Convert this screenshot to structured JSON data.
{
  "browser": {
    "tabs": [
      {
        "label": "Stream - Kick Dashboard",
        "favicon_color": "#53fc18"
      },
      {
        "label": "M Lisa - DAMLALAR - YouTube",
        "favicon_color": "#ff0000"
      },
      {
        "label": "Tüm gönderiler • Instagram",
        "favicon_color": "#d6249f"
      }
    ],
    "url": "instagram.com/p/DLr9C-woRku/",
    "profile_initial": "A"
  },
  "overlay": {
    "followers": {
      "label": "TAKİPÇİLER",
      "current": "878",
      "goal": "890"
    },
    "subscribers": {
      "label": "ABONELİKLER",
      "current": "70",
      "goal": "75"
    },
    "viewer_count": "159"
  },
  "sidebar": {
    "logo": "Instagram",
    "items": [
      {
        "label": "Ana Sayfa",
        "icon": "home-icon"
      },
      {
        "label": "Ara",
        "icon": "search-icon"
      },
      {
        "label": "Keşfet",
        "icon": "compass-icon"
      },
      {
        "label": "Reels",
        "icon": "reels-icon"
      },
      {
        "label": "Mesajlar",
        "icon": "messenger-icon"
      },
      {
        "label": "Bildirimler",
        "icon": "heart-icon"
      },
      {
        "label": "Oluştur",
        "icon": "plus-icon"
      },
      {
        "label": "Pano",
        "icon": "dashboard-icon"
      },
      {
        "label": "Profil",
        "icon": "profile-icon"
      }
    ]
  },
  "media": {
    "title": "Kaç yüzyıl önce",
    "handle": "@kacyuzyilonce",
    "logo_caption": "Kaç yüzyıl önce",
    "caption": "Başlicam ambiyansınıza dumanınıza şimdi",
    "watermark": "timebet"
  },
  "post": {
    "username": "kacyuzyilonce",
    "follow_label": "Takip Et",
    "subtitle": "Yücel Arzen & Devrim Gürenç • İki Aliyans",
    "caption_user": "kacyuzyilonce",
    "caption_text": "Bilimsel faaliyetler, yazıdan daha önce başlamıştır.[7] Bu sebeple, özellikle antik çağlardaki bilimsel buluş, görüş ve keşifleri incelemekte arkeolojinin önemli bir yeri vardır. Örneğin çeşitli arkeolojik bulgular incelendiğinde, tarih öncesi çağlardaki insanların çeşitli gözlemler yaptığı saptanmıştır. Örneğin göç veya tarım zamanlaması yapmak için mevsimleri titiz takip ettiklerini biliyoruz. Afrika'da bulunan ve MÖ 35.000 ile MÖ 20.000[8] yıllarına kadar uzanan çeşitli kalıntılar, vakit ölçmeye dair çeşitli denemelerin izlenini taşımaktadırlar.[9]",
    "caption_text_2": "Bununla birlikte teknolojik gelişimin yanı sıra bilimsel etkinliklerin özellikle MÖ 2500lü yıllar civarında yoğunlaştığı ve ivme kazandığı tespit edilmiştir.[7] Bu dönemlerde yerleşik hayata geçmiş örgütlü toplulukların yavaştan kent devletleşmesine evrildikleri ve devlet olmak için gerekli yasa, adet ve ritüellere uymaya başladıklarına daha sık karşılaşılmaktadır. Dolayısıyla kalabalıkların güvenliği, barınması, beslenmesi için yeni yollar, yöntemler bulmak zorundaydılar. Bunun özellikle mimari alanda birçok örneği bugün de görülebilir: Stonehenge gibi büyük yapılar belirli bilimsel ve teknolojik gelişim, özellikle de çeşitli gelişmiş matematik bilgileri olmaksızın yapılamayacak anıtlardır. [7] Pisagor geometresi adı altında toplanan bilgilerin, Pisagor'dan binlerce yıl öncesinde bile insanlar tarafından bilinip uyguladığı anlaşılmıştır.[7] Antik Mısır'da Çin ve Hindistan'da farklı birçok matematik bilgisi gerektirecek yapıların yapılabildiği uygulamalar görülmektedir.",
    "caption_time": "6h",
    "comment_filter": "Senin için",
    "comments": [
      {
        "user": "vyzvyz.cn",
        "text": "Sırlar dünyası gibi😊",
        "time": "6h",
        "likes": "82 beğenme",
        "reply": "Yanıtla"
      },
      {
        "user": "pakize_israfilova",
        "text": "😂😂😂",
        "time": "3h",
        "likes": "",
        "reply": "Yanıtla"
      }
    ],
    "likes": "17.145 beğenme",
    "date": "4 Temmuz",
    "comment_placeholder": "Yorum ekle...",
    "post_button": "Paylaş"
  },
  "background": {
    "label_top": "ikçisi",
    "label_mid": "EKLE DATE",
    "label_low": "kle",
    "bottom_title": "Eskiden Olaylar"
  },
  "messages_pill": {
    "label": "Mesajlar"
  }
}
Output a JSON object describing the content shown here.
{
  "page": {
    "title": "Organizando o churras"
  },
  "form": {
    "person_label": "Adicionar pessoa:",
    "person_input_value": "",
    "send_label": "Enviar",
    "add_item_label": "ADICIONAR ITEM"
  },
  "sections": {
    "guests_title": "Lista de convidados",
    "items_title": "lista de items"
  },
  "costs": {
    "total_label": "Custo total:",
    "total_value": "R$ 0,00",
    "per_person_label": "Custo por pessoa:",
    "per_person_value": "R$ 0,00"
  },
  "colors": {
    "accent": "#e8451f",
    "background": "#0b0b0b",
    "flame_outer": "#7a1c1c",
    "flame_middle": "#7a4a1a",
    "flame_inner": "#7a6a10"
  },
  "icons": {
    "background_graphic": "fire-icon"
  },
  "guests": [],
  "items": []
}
—————
| Stated problem |
From the line that contains "Output a JSON" to the last line of the material above, repeat every line exactly, keeping both the first and the last.

| Final result |
Output a JSON object describing the content shown here.
{
  "page": {
    "title": "Organizando o churras"
  },
  "form": {
    "person_label": "Adicionar pessoa:",
    "person_input_value": "",
    "send_label": "Enviar",
    "add_item_label": "ADICIONAR ITEM"
  },
  "sections": {
    "guests_title": "Lista de convidados",
    "items_title": "lista de items"
  },
  "costs": {
    "total_label": "Custo total:",
    "total_value": "R$ 0,00",
    "per_person_label": "Custo por pessoa:",
    "per_person_value": "R$ 0,00"
  },
  "colors": {
    "accent": "#e8451f",
    "background": "#0b0b0b",
    "flame_outer": "#7a1c1c",
    "flame_middle": "#7a4a1a",
    "flame_inner": "#7a6a10"
  },
  "icons": {
    "background_graphic": "fire-icon"
  },
  "guests": [],
  "items": []
}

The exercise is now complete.